§ **Task prompt**
Arrange the lines below as a two-column CSV with the header text,locations, giving one row to each line that begins "Patent image size" and putting that line under text and all of its following "is at" lines under locations. Wrap every field in double quotes and replace any line breaks with spaces.

§ **Input for this task**
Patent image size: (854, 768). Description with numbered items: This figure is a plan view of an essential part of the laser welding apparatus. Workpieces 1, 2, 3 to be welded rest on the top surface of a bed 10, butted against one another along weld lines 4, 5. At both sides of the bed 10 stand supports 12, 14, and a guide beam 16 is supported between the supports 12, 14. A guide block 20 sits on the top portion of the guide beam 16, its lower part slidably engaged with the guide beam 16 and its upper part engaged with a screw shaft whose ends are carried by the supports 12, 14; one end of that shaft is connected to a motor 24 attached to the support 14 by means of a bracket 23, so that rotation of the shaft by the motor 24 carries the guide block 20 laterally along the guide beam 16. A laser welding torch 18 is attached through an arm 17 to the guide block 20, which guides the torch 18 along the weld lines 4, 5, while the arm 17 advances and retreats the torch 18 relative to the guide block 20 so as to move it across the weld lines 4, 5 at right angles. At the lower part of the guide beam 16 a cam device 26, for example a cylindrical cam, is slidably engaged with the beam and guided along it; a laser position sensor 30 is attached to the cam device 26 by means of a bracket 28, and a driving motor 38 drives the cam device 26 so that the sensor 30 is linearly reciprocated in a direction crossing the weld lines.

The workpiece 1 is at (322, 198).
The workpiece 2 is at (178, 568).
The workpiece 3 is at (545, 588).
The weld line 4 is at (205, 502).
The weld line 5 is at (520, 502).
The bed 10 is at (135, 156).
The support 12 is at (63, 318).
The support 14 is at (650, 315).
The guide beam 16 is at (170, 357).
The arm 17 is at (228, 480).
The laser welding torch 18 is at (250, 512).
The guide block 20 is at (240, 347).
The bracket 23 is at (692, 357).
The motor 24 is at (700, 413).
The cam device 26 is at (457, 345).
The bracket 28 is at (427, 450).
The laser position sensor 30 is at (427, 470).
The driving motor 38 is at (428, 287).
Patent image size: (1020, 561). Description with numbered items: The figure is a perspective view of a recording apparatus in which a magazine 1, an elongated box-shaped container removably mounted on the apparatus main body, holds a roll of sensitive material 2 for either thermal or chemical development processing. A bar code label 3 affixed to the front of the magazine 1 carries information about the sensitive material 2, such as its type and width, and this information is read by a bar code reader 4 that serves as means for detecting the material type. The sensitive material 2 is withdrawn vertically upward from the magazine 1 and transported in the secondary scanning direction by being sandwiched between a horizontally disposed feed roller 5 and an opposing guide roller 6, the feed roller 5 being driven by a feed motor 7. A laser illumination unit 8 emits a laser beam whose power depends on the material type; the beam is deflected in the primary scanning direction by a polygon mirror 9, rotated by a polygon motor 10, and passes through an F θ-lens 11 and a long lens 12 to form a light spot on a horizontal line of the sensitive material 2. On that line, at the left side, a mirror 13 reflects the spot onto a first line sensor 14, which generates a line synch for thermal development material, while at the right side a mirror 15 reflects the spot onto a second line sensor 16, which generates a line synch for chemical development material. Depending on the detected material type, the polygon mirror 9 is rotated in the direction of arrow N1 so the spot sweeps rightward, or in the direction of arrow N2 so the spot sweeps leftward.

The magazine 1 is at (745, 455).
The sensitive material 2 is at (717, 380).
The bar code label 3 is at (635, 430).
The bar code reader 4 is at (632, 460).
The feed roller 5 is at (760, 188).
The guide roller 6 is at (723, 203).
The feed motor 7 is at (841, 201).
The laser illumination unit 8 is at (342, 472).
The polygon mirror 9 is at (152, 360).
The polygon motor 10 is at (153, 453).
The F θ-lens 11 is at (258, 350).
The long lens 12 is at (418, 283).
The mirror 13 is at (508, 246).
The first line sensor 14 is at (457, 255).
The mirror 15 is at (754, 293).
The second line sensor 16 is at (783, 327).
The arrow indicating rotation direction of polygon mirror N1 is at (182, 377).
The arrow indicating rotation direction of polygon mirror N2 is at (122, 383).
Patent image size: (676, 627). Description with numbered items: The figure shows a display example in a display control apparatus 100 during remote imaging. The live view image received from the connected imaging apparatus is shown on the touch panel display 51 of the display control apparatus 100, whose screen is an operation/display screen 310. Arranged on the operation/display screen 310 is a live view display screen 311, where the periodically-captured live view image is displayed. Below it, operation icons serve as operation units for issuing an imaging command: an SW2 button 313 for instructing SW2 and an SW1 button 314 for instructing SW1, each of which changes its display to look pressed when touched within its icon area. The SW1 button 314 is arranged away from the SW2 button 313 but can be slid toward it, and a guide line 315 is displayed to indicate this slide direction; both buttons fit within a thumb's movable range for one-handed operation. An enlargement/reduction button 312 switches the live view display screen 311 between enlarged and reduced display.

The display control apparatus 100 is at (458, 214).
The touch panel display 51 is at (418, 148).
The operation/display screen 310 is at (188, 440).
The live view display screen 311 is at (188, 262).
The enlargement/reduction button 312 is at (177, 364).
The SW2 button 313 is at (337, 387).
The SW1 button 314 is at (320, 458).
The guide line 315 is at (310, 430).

§ **Exercise response**
text,locations
"Patent image size: (854, 768). Description with numbered items: This figure is a plan view of an essential part of the laser welding apparatus. Workpieces 1, 2, 3 to be welded rest on the top surface of a bed 10, butted against one another along weld lines 4, 5. At both sides of the bed 10 stand supports 12, 14, and a guide beam 16 is supported between the supports 12, 14. A guide block 20 sits on the top portion of the guide beam 16, its lower part slidably engaged with the guide beam 16 and its upper part engaged with a screw shaft whose ends are carried by the supports 12, 14; one end of that shaft is connected to a motor 24 attached to the support 14 by means of a bracket 23, so that rotation of the shaft by the motor 24 carries the guide block 20 laterally along the guide beam 16. A laser welding torch 18 is attached through an arm 17 to the guide block 20, which guides the torch 18 along the weld lines 4, 5, while the arm 17 advances and retreats the torch 18 relative to the guide block 20 so as to move it across the weld lines 4, 5 at right angles. At the lower part of the guide beam 16 a cam device 26, for example a cylindrical cam, is slidably engaged with the beam and guided along it; a laser position sensor 30 is attached to the cam device 26 by means of a bracket 28, and a driving motor 38 drives the cam device 26 so that the sensor 30 is linearly reciprocated in a direction crossing the weld lines.","The workpiece 1 is at (322, 198). The workpiece 2 is at (178, 568). The workpiece 3 is at (545, 588). The weld line 4 is at (205, 502). The weld line 5 is at (520, 502). The bed 10 is at (135, 156). The support 12 is at (63, 318). The support 14 is at (650, 315). The guide beam 16 is at (170, 357). The arm 17 is at (228, 480). The laser welding torch 18 is at (250, 512). The guide block 20 is at (240, 347). The bracket 23 is at (692, 357). The motor 24 is at (700, 413). The cam device 26 is at (457, 345). The bracket 28 is at (427, 450). The laser position sensor 30 is at (427, 470). The driving motor 38 is at (428, 287)."
"Patent image size: (1020, 561). Description with numbered items: The figure is a perspective view of a recording apparatus in which a magazine 1, an elongated box-shaped container removably mounted on the apparatus main body, holds a roll of sensitive material 2 for either thermal or chemical development processing. A bar code label 3 affixed to the front of the magazine 1 carries information about the sensitive material 2, such as its type and width, and this information is read by a bar code reader 4 that serves as means for detecting the material type. The sensitive material 2 is withdrawn vertically upward from the magazine 1 and transported in the secondary scanning direction by being sandwiched between a horizontally disposed feed roller 5 and an opposing guide roller 6, the feed roller 5 being driven by a feed motor 7. A laser illumination unit 8 emits a laser beam whose power depends on the material type; the beam is deflected in the primary scanning direction by a polygon mirror 9, rotated by a polygon motor 10, and passes through an F θ-lens 11 and a long lens 12 to form a light spot on a horizontal line of the sensitive material 2. On that line, at the left side, a mirror 13 reflects the spot onto a first line sensor 14, which generates a line synch for thermal development material, while at the right side a mirror 15 reflects the spot onto a second line sensor 16, which generates a line synch for chemical development material. Depending on the detected material type, the polygon mirror 9 is rotated in the direction of arrow N1 so the spot sweeps rightward, or in the direction of arrow N2 so the spot sweeps leftward.","The magazine 1 is at (745, 455). The sensitive material 2 is at (717, 380). The bar code label 3 is at (635, 430). The bar code reader 4 is at (632, 460). The feed roller 5 is at (760, 188). The guide roller 6 is at (723, 203). The feed motor 7 is at (841, 201). The laser illumination unit 8 is at (342, 472). The polygon mirror 9 is at (152, 360). The polygon motor 10 is at (153, 453). The F θ-lens 11 is at (258, 350). The long lens 12 is at (418, 283). The mirror 13 is at (508, 246). The first line sensor 14 is at (457, 255). The mirror 15 is at (754, 293). The second line sensor 16 is at (783, 327). The arrow indicating rotation direction of polygon mirror N1 is at (182, 377). The arrow indicating rotation direction of polygon mirror N2 is at (122, 383)."
"Patent image size: (676, 627). Description with numbered items: The figure shows a display example in a display control apparatus 100 during remote imaging. The live view image received from the connected imaging apparatus is shown on the touch panel display 51 of the display control apparatus 100, whose screen is an operation/display screen 310. Arranged on the operation/display screen 310 is a live view display screen 311, where the periodically-captured live view image is displayed. Below it, operation icons serve as operation units for issuing an imaging command: an SW2 button 313 for instructing SW2 and an SW1 button 314 for instructing SW1, each of which changes its display to look pressed when touched within its icon area. The SW1 button 314 is arranged away from the SW2 button 313 but can be slid toward it, and a guide line 315 is displayed to indicate this slide direction; both buttons fit within a thumb's movable range for one-handed operation. An enlargement/reduction button 312 switches the live view display screen 311 between enlarged and reduced display.","The display control apparatus 100 is at (458, 214). The touch panel display 51 is at (418, 148). The operation/display screen 310 is at (188, 440). The live view display screen 311 is at (188, 262). The enlargement/reduction button 312 is at (177, 364). The SW2 button 313 is at (337, 387). The SW1 button 314 is at (320, 458). The guide line 315 is at (310, 430)."